STATED GOAL
Write out the records word for word, with no pictures.

EXERCISE MATERIAL
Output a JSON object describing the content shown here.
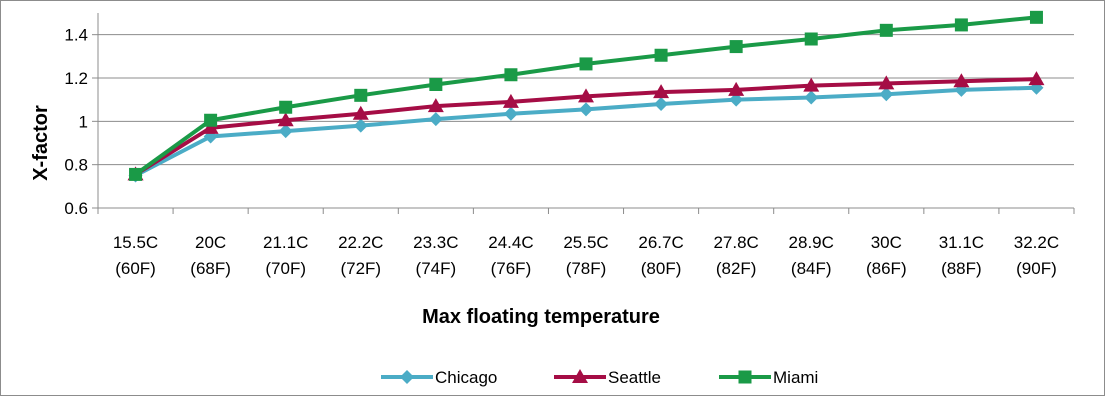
{
  "chart_data": {
    "type": "line",
    "xlabel": "Max floating temperature",
    "ylabel": "X-factor",
    "ylim": [
      0.6,
      1.5
    ],
    "yticks": [
      "0.6",
      "0.8",
      "1",
      "1.2",
      "1.4"
    ],
    "ytick_values": [
      0.6,
      0.8,
      1.0,
      1.2,
      1.4
    ],
    "grid": true,
    "legend_position": "bottom",
    "categories": [
      [
        "15.5C",
        "(60F)"
      ],
      [
        "20C",
        "(68F)"
      ],
      [
        "21.1C",
        "(70F)"
      ],
      [
        "22.2C",
        "(72F)"
      ],
      [
        "23.3C",
        "(74F)"
      ],
      [
        "24.4C",
        "(76F)"
      ],
      [
        "25.5C",
        "(78F)"
      ],
      [
        "26.7C",
        "(80F)"
      ],
      [
        "27.8C",
        "(82F)"
      ],
      [
        "28.9C",
        "(84F)"
      ],
      [
        "30C",
        "(86F)"
      ],
      [
        "31.1C",
        "(88F)"
      ],
      [
        "32.2C",
        "(90F)"
      ]
    ],
    "series": [
      {
        "name": "Chicago",
        "color": "#4bacc6",
        "marker": "diamond",
        "values": [
          0.75,
          0.93,
          0.955,
          0.98,
          1.01,
          1.035,
          1.055,
          1.08,
          1.1,
          1.11,
          1.125,
          1.145,
          1.155
        ]
      },
      {
        "name": "Seattle",
        "color": "#a50d45",
        "marker": "triangle",
        "values": [
          0.755,
          0.97,
          1.005,
          1.035,
          1.07,
          1.09,
          1.115,
          1.135,
          1.145,
          1.165,
          1.175,
          1.185,
          1.195
        ]
      },
      {
        "name": "Miami",
        "color": "#1a9a47",
        "marker": "square",
        "values": [
          0.755,
          1.005,
          1.065,
          1.12,
          1.17,
          1.215,
          1.265,
          1.305,
          1.345,
          1.38,
          1.42,
          1.445,
          1.48
        ]
      }
    ]
  }
}
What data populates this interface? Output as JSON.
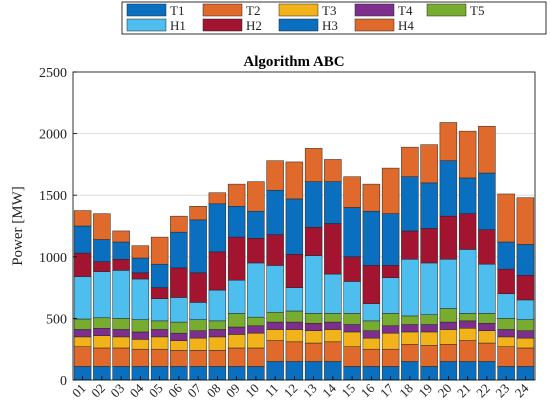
{
  "chart_data": {
    "type": "bar",
    "stacked": true,
    "title": "Algorithm ABC",
    "xlabel": "",
    "ylabel": "Power [MW]",
    "ylim": [
      0,
      2500
    ],
    "yticks": [
      0,
      500,
      1000,
      1500,
      2000,
      2500
    ],
    "grid": true,
    "legend_position": "top",
    "categories": [
      "01",
      "02",
      "03",
      "04",
      "05",
      "06",
      "07",
      "08",
      "09",
      "10",
      "11",
      "12",
      "13",
      "14",
      "15",
      "16",
      "17",
      "18",
      "19",
      "20",
      "21",
      "22",
      "23",
      "24"
    ],
    "series": [
      {
        "name": "T1",
        "color": "#0b6fbf",
        "values": [
          110,
          110,
          110,
          110,
          110,
          110,
          110,
          110,
          110,
          110,
          150,
          150,
          150,
          150,
          110,
          110,
          110,
          150,
          110,
          150,
          150,
          150,
          110,
          110
        ]
      },
      {
        "name": "T2",
        "color": "#e06a2b",
        "values": [
          160,
          150,
          150,
          140,
          140,
          130,
          130,
          130,
          150,
          150,
          170,
          160,
          150,
          160,
          160,
          140,
          140,
          140,
          170,
          140,
          170,
          150,
          160,
          150
        ]
      },
      {
        "name": "T3",
        "color": "#f2b31a",
        "values": [
          80,
          100,
          90,
          80,
          100,
          80,
          100,
          110,
          110,
          120,
          90,
          100,
          100,
          100,
          120,
          90,
          130,
          100,
          110,
          120,
          100,
          100,
          80,
          80
        ]
      },
      {
        "name": "T4",
        "color": "#7e2f8e",
        "values": [
          60,
          60,
          60,
          60,
          60,
          60,
          60,
          60,
          60,
          60,
          60,
          60,
          60,
          60,
          60,
          60,
          60,
          60,
          60,
          60,
          60,
          60,
          60,
          60
        ]
      },
      {
        "name": "T5",
        "color": "#77ac30",
        "values": [
          85,
          85,
          90,
          100,
          70,
          90,
          90,
          70,
          110,
          70,
          80,
          90,
          80,
          70,
          90,
          80,
          100,
          70,
          80,
          110,
          60,
          80,
          90,
          90
        ]
      },
      {
        "name": "H1",
        "color": "#4dbeee",
        "values": [
          345,
          375,
          390,
          330,
          180,
          200,
          140,
          250,
          270,
          440,
          380,
          190,
          470,
          320,
          260,
          140,
          290,
          460,
          420,
          400,
          520,
          400,
          200,
          160
        ]
      },
      {
        "name": "H2",
        "color": "#a2142f",
        "values": [
          190,
          80,
          90,
          50,
          90,
          240,
          240,
          310,
          350,
          200,
          250,
          270,
          230,
          410,
          200,
          310,
          100,
          230,
          280,
          350,
          290,
          280,
          200,
          200
        ]
      },
      {
        "name": "H3",
        "color": "#0b6fbf",
        "values": [
          220,
          180,
          140,
          120,
          190,
          290,
          430,
          390,
          250,
          220,
          360,
          450,
          370,
          340,
          400,
          440,
          420,
          440,
          370,
          450,
          290,
          460,
          220,
          250
        ]
      },
      {
        "name": "H4",
        "color": "#e06a2b",
        "values": [
          125,
          210,
          90,
          100,
          220,
          130,
          110,
          90,
          180,
          240,
          240,
          300,
          270,
          180,
          250,
          220,
          370,
          240,
          310,
          310,
          380,
          380,
          390,
          380
        ]
      }
    ]
  }
}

TASK RESPONSE
Output a JSON object describing the content shown here.
{
  "chart_data": {
    "type": "line",
    "xlabel": "Max floating temperature",
    "ylabel": "X-factor",
    "ylim": [
      0.6,
      1.5
    ],
    "yticks": [
      "0.6",
      "0.8",
      "1",
      "1.2",
      "1.4"
    ],
    "ytick_values": [
      0.6,
      0.8,
      1.0,
      1.2,
      1.4
    ],
    "grid": true,
    "legend_position": "bottom",
    "categories": [
      [
        "15.5C",
        "(60F)"
      ],
      [
        "20C",
        "(68F)"
      ],
      [
        "21.1C",
        "(70F)"
      ],
      [
        "22.2C",
        "(72F)"
      ],
      [
        "23.3C",
        "(74F)"
      ],
      [
        "24.4C",
        "(76F)"
      ],
      [
        "25.5C",
        "(78F)"
      ],
      [
        "26.7C",
        "(80F)"
      ],
      [
        "27.8C",
        "(82F)"
      ],
      [
        "28.9C",
        "(84F)"
      ],
      [
        "30C",
        "(86F)"
      ],
      [
        "31.1C",
        "(88F)"
      ],
      [
        "32.2C",
        "(90F)"
      ]
    ],
    "series": [
      {
        "name": "Chicago",
        "color": "#4bacc6",
        "marker": "diamond",
        "values": [
          0.75,
          0.93,
          0.955,
          0.98,
          1.01,
          1.035,
          1.055,
          1.08,
          1.1,
          1.11,
          1.125,
          1.145,
          1.155
        ]
      },
      {
        "name": "Seattle",
        "color": "#a50d45",
        "marker": "triangle",
        "values": [
          0.755,
          0.97,
          1.005,
          1.035,
          1.07,
          1.09,
          1.115,
          1.135,
          1.145,
          1.165,
          1.175,
          1.185,
          1.195
        ]
      },
      {
        "name": "Miami",
        "color": "#1a9a47",
        "marker": "square",
        "values": [
          0.755,
          1.005,
          1.065,
          1.12,
          1.17,
          1.215,
          1.265,
          1.305,
          1.345,
          1.38,
          1.42,
          1.445,
          1.48
        ]
      }
    ]
  }
}
What data populates this interface? Output as JSON.
{
  "chart_data": {
    "type": "bar",
    "stacked": true,
    "title": "Algorithm ABC",
    "xlabel": "",
    "ylabel": "Power [MW]",
    "ylim": [
      0,
      2500
    ],
    "yticks": [
      0,
      500,
      1000,
      1500,
      2000,
      2500
    ],
    "grid": true,
    "legend_position": "top",
    "categories": [
      "01",
      "02",
      "03",
      "04",
      "05",
      "06",
      "07",
      "08",
      "09",
      "10",
      "11",
      "12",
      "13",
      "14",
      "15",
      "16",
      "17",
      "18",
      "19",
      "20",
      "21",
      "22",
      "23",
      "24"
    ],
    "series": [
      {
        "name": "T1",
        "color": "#0b6fbf",
        "values": [
          110,
          110,
          110,
          110,
          110,
          110,
          110,
          110,
          110,
          110,
          150,
          150,
          150,
          150,
          110,
          110,
          110,
          150,
          110,
          150,
          150,
          150,
          110,
          110
        ]
      },
      {
        "name": "T2",
        "color": "#e06a2b",
        "values": [
          160,
          150,
          150,
          140,
          140,
          130,
          130,
          130,
          150,
          150,
          170,
          160,
          150,
          160,
          160,
          140,
          140,
          140,
          170,
          140,
          170,
          150,
          160,
          150
        ]
      },
      {
        "name": "T3",
        "color": "#f2b31a",
        "values": [
          80,
          100,
          90,
          80,
          100,
          80,
          100,
          110,
          110,
          120,
          90,
          100,
          100,
          100,
          120,
          90,
          130,
          100,
          110,
          120,
          100,
          100,
          80,
          80
        ]
      },
      {
        "name": "T4",
        "color": "#7e2f8e",
        "values": [
          60,
          60,
          60,
          60,
          60,
          60,
          60,
          60,
          60,
          60,
          60,
          60,
          60,
          60,
          60,
          60,
          60,
          60,
          60,
          60,
          60,
          60,
          60,
          60
        ]
      },
      {
        "name": "T5",
        "color": "#77ac30",
        "values": [
          85,
          85,
          90,
          100,
          70,
          90,
          90,
          70,
          110,
          70,
          80,
          90,
          80,
          70,
          90,
          80,
          100,
          70,
          80,
          110,
          60,
          80,
          90,
          90
        ]
      },
      {
        "name": "H1",
        "color": "#4dbeee",
        "values": [
          345,
          375,
          390,
          330,
          180,
          200,
          140,
          250,
          270,
          440,
          380,
          190,
          470,
          320,
          260,
          140,
          290,
          460,
          420,
          400,
          520,
          400,
          200,
          160
        ]
      },
      {
        "name": "H2",
        "color": "#a2142f",
        "values": [
          190,
          80,
          90,
          50,
          90,
          240,
          240,
          310,
          350,
          200,
          250,
          270,
          230,
          410,
          200,
          310,
          100,
          230,
          280,
          350,
          290,
          280,
          200,
          200
        ]
      },
      {
        "name": "H3",
        "color": "#0b6fbf",
        "values": [
          220,
          180,
          140,
          120,
          190,
          290,
          430,
          390,
          250,
          220,
          360,
          450,
          370,
          340,
          400,
          440,
          420,
          440,
          370,
          450,
          290,
          460,
          220,
          250
        ]
      },
      {
        "name": "H4",
        "color": "#e06a2b",
        "values": [
          125,
          210,
          90,
          100,
          220,
          130,
          110,
          90,
          180,
          240,
          240,
          300,
          270,
          180,
          250,
          220,
          370,
          240,
          310,
          310,
          380,
          380,
          390,
          380
        ]
      }
    ]
  }
}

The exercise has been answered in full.